Start of Document excerpt
Region-specific glycaemic control and diabetes therapy
At the start of diabetes treatment, fasting glucose was higher in the canton of Grisons (11.8 ± 4.4 mmol/l, p <0.001) compared to the other regions. However, HbA1c levels did not significantly differ between the regions (table 2). At the time of the survey, fasting glucose and HbA1c were higher (9.0 ± 2.5 mmol/l and 7.7 ± 1.6%, respectively, p <0.001) in the Italian speaking part of Switzerland, whereas in patients from the German speaking part, both these parameters were lower (7.3 ± 2.0 mmol/l and 6.9 ± 1.0%, respectively, p <0.001) than in the other regions (fig. 2, table 3).
The use of anti-hyperglycaemic drugs also differed between regions. At the start of diabetes treatment, insulin secretagogues (sulfonylureas and meglitinides) were more often used in the Italian speaking part of Switzerland than in other regions (57.5%, p <0.01). This difference was also apparent at the time of survey (69.9%), when these substances were less often used in the French speaking part (29.8%, p <0.01). In contrast, the use of biguanides (metformin) was highest in the French speaking part of Switzerland (86.1%), and lowest in the German speaking part (74.8%, p <0.01). The use of thiazolidinedions was higher in the canton of Grisons compared to the other regions (34.1%, p <0.01). Insulin was used significantly more often in the German speaking part of Switzerland (27.0%) and less often in the Italian speaking part (8.2%, p <0.01) (fig. 3, table 3).
End of Document excerpt
# Required tasks:
- A) Reproduce the passage on regional diabetes control in Switzerland from "Region-specific glycaemic control" up to and including "2, table 3).".
- B) Go on with the passage on regional diabetes control in Switzerland from the point where it stops.
Start of Source data
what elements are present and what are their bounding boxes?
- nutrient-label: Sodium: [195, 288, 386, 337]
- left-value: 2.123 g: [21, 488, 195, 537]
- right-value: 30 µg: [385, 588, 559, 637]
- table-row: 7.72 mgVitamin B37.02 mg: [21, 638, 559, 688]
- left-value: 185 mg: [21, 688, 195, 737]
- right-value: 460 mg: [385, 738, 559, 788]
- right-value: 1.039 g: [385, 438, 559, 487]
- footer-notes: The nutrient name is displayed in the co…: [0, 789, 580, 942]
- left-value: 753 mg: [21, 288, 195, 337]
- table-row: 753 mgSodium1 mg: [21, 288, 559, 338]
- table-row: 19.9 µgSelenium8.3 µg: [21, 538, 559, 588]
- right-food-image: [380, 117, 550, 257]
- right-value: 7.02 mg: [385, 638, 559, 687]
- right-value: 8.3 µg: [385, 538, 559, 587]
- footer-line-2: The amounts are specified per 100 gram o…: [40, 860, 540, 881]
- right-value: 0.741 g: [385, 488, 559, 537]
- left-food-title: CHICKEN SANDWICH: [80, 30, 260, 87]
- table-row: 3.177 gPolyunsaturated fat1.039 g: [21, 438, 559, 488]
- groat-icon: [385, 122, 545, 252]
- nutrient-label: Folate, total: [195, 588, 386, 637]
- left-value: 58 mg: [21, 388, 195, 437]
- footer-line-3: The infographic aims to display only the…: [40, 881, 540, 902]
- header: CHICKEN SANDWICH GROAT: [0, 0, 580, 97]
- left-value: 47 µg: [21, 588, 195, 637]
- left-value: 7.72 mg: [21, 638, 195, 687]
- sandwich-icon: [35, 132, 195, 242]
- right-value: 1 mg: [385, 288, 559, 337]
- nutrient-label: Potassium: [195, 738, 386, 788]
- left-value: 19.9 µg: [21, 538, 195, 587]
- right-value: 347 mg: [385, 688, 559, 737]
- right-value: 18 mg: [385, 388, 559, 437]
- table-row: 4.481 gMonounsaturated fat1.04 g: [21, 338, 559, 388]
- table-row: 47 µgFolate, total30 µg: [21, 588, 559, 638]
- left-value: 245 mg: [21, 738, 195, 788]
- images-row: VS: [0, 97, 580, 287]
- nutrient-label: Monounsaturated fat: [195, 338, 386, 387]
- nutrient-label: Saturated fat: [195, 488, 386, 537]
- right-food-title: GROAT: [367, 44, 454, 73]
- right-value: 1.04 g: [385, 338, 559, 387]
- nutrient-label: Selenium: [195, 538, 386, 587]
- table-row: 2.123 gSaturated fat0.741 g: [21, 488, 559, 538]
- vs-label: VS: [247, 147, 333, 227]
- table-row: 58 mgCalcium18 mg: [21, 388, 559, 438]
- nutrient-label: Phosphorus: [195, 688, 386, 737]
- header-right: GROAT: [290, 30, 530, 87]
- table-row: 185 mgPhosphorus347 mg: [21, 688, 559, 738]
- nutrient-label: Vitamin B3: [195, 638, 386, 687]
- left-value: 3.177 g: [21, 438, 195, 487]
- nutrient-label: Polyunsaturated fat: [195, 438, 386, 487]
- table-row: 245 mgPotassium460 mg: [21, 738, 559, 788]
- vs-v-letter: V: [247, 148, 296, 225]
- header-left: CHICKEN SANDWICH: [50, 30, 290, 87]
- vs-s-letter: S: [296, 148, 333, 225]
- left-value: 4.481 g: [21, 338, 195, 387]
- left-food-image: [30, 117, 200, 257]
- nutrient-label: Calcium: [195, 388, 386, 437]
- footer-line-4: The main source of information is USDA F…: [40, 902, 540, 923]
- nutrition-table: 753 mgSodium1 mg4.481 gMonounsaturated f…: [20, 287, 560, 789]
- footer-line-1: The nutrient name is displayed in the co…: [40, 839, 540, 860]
End of Source data
# Responses in order:
- A)
Region-specific glycaemic control and diabetes therapy
At the start of diabetes treatment, fasting glucose was higher in the canton of Grisons (11.8 ± 4.4 mmol/l, p <0.001) compared to the other regions. However, HbA1c levels did not significantly differ between the regions (table 2). At the time of the survey, fasting glucose and HbA1c were higher (9.0 ± 2.5 mmol/l and 7.7 ± 1.6%, respectively, p <0.001) in the Italian speaking part of Switzerland, whereas in patients from the German speaking part, both these parameters were lower (7.3 ± 2.0 mmol/l and 6.9 ± 1.0%, respectively, p <0.001) than in the other regions (fig. 2, table 3).

- B)
Region-specific differences of other metabolic and cardiovascular risk factors
There was no significant difference in total cholesterol, HDL cholesterol or LDL cholesterol between the cultural regions at the start of anti-diabetic treatment and at the time of survey. In contrast, triglyceride levels were lower in the French speaking part of Switzerland at both time points (2.16 ± 1.28 mmol/l, 1.90 ± 1.08 mmol/l) and higher in the canton of Grisons at the time of survey (2.81 ± 1.86 mmol/l, p <0.01). These were differences that persisted when adjusted for insulin treatment.
Small differences in serum creatinine and blood pressure were present at the start of anti-diabetic therapy between the different regions, but did not last until the time of survey.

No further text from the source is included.